EXERCISE DIRECTIONS:
Examine each line of the data. Copy those that contain the string "American".

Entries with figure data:
--- Begin ---
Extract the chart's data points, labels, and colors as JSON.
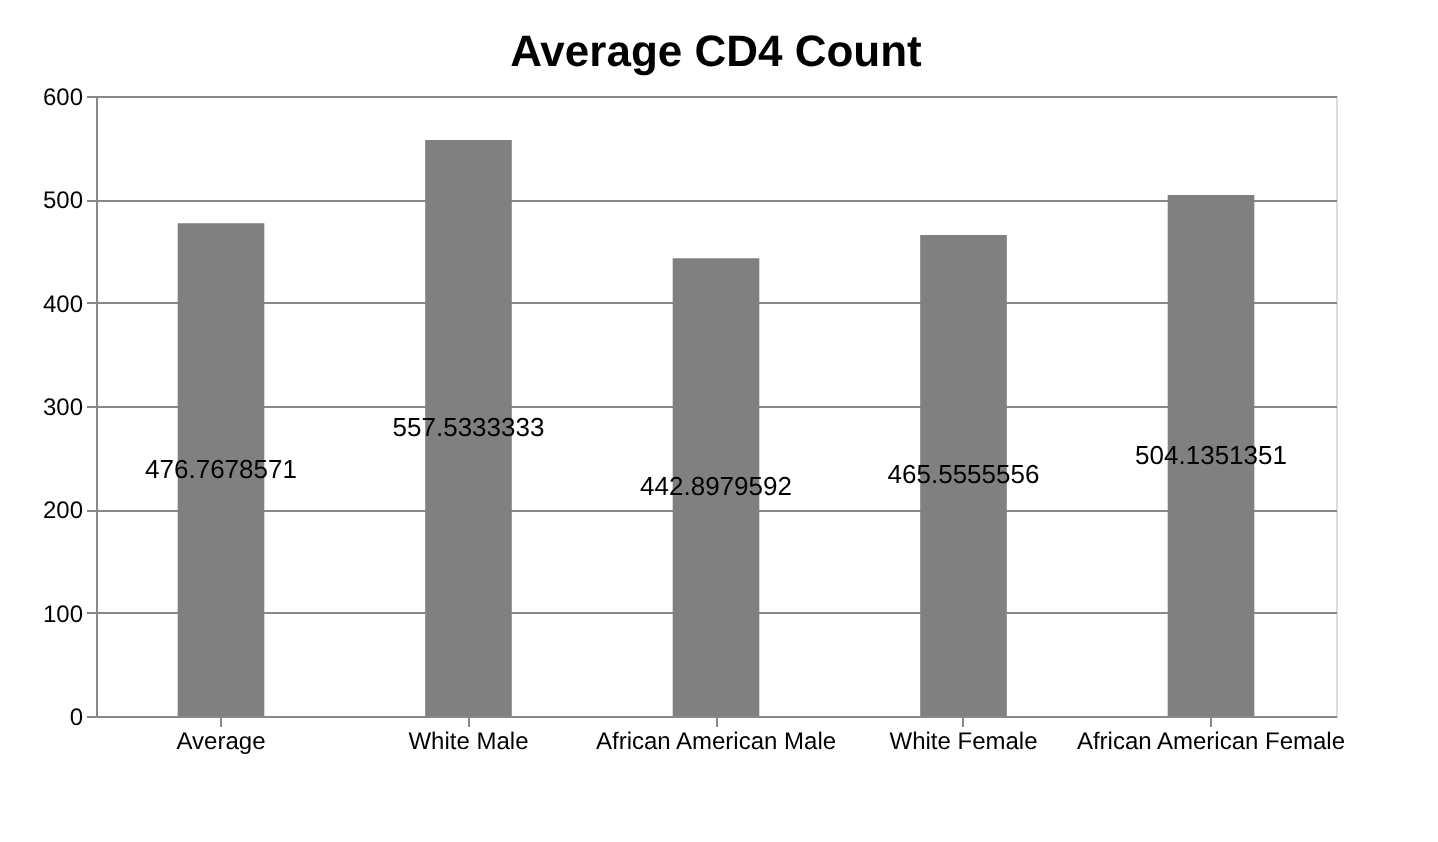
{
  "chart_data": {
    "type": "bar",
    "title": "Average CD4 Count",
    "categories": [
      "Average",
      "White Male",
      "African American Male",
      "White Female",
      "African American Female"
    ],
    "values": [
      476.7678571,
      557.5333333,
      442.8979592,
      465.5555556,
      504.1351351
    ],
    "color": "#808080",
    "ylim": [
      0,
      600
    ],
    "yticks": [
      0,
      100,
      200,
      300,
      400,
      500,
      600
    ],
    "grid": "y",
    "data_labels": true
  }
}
--- End ---
PROBLEM SOLUTION:
      "African American Male",
      "African American Female"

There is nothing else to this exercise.